◆ **WRITTEN REQUEST**: Find every line below that contains the word "title" and copy it out.

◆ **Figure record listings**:

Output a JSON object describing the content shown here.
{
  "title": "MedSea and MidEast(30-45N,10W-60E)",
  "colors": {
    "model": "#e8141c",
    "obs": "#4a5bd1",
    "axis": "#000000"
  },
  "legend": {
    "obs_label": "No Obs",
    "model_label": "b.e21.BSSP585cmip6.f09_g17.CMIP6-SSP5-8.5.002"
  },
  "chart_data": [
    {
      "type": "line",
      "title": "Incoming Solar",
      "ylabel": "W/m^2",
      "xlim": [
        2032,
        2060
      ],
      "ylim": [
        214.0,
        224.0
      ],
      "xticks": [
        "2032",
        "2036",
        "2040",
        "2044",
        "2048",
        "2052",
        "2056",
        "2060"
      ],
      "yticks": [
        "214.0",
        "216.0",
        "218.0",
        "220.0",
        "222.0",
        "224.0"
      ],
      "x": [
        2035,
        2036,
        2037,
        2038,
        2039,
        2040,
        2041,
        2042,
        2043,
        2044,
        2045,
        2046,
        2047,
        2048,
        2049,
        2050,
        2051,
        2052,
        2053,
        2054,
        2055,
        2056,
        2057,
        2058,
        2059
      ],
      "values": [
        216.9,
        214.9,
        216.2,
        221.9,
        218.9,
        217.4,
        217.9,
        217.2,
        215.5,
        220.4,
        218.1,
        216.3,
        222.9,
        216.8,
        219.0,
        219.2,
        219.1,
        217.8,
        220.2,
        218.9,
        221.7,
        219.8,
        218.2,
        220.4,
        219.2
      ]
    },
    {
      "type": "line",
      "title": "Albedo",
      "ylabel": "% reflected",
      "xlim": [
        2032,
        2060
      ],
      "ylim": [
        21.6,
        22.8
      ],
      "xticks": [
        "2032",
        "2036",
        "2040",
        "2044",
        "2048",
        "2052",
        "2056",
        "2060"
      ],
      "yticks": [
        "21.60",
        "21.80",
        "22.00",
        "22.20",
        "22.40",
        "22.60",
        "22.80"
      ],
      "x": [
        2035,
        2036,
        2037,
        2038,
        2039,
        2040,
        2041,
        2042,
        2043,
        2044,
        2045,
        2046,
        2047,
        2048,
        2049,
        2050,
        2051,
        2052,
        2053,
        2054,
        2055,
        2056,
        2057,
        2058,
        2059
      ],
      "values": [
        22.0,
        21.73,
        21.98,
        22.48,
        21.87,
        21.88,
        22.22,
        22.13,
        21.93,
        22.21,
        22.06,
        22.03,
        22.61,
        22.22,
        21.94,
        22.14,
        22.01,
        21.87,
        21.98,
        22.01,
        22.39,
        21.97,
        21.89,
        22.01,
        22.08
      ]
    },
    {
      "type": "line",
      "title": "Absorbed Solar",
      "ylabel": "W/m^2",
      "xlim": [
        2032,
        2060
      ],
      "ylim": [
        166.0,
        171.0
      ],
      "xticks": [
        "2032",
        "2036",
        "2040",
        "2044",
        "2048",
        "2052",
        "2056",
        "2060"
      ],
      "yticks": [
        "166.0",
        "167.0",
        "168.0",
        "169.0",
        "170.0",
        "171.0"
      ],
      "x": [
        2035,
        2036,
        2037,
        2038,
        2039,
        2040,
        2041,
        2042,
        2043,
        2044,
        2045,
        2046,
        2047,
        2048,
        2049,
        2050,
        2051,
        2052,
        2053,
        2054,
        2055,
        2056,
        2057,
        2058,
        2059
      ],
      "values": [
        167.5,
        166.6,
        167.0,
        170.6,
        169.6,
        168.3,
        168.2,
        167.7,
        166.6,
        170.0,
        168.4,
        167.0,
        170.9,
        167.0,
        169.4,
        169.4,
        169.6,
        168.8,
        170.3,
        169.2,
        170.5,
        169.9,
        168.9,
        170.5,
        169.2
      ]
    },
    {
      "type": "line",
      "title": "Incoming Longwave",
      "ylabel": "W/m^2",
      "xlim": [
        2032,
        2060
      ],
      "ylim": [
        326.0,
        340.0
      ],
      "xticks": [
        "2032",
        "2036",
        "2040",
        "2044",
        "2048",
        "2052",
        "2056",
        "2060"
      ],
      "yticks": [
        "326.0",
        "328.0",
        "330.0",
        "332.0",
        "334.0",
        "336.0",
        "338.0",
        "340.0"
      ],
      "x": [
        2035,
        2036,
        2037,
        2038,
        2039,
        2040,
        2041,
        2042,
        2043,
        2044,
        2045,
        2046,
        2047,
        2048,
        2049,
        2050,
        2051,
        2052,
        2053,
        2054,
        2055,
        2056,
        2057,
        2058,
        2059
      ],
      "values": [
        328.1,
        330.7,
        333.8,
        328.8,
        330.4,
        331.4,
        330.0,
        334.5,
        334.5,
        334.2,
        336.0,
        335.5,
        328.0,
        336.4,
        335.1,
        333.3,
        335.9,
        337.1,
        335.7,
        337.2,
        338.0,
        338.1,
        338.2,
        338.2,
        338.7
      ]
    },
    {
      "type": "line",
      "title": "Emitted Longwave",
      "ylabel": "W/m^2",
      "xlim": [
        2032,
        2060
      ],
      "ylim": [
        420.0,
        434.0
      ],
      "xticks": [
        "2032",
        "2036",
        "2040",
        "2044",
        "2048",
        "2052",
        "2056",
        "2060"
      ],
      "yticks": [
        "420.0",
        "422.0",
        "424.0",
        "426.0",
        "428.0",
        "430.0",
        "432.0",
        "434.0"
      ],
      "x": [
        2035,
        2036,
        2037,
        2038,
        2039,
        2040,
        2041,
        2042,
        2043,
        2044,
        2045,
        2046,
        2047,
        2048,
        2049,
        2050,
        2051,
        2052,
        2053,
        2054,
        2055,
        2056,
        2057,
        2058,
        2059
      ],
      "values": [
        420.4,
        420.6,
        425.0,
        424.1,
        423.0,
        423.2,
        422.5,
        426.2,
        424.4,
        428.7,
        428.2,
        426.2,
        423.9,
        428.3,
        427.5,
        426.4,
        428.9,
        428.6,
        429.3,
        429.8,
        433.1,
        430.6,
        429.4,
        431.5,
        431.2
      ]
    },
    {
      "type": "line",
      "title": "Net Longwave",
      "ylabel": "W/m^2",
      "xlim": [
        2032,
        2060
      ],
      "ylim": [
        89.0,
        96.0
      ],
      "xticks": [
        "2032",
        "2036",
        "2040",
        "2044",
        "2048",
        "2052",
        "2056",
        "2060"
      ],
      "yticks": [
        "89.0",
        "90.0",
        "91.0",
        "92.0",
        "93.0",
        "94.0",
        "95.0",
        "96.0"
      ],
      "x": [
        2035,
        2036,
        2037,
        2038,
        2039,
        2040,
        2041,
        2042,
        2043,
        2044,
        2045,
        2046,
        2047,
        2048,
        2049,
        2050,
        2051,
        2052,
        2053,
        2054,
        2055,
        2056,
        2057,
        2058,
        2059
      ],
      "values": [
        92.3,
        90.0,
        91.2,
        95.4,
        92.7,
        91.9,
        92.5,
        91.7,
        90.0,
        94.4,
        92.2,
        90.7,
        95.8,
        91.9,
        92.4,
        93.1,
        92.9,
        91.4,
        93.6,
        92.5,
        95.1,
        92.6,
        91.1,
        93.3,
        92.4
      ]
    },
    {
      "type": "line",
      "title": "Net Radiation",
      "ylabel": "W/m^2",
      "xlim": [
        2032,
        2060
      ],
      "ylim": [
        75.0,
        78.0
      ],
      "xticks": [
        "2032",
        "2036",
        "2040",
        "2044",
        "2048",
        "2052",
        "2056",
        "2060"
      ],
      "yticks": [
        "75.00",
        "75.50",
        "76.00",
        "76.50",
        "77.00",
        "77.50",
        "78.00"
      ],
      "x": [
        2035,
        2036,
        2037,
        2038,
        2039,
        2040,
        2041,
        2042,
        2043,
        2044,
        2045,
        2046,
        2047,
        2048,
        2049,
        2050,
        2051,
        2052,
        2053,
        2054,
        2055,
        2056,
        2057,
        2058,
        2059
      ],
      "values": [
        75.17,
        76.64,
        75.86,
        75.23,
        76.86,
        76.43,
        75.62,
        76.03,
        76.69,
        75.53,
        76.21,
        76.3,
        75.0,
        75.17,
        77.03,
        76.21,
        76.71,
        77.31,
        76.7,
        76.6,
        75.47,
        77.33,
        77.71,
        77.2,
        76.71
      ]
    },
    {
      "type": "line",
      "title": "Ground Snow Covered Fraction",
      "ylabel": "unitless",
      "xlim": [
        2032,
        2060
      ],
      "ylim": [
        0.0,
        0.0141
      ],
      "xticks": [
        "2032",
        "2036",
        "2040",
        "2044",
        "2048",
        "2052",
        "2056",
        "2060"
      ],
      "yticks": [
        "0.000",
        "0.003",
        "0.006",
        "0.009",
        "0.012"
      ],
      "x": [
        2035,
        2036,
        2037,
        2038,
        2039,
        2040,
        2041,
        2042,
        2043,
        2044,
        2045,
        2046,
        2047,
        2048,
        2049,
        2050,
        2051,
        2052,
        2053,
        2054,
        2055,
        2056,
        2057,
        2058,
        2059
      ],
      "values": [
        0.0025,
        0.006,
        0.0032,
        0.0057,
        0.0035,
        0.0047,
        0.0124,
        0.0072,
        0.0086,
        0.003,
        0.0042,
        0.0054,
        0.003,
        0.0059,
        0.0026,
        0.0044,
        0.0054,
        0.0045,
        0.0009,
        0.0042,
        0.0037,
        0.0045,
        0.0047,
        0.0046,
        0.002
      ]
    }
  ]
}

◆ **WRITTEN ANSWER**:
  "title": "MedSea and MidEast(30-45N,10W-60E)",
      "title": "Incoming Solar",
      "title": "Albedo",
      "title": "Absorbed Solar",
      "title": "Incoming Longwave",
      "title": "Emitted Longwave",
      "title": "Net Longwave",
      "title": "Net Radiation",
      "title": "Ground Snow Covered Fraction",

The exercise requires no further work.